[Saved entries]
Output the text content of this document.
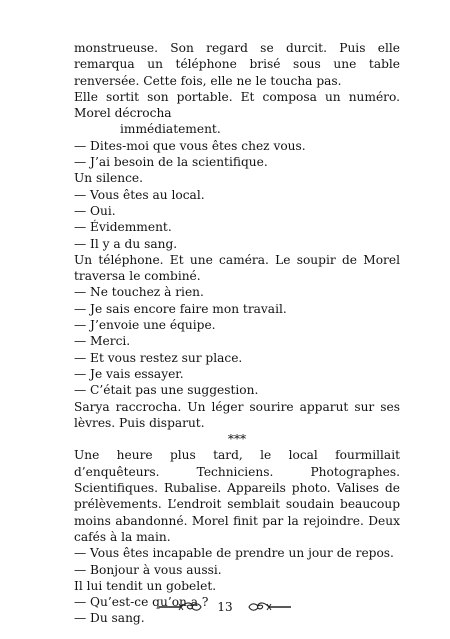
monstrueuse. Son regard se durcit. Puis elle remarqua un téléphone brisé sous une table renversée. Cette fois, elle ne le toucha pas.

Elle sortit son portable. Et composa un numéro. Morel décrocha
immédiatement.

— Dites-moi que vous êtes chez vous.

— J’ai besoin de la scientifique.

Un silence.

— Vous êtes au local.

— Oui.

— Évidemment.

— Il y a du sang.

Un téléphone. Et une caméra. Le soupir de Morel traversa le combiné.

— Ne touchez à rien.

— Je sais encore faire mon travail.

— J’envoie une équipe.

— Merci.

— Et vous restez sur place.

— Je vais essayer.

— C’était pas une suggestion.

Sarya raccrocha. Un léger sourire apparut sur ses lèvres. Puis disparut.

***

Une heure plus tard, le local fourmillait d’enquêteurs. Techniciens. Photographes. Scientifiques. Rubalise. Appareils photo. Valises de prélèvements. L’endroit semblait soudain beaucoup moins abandonné. Morel finit par la rejoindre. Deux cafés à la main.

— Vous êtes incapable de prendre un jour de repos.

— Bonjour à vous aussi.

Il lui tendit un gobelet.

— Qu’est-ce qu’on a ?

— Du sang.

13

| Given request |
Show every line of the records above that contains the word "téléphone".

| Correct response |
monstrueuse. Son regard se durcit. Puis elle remarqua un téléphone brisé sous une table renversée. Cette fois, elle ne le toucha pas.
Un téléphone. Et une caméra. Le soupir de Morel traversa le combiné.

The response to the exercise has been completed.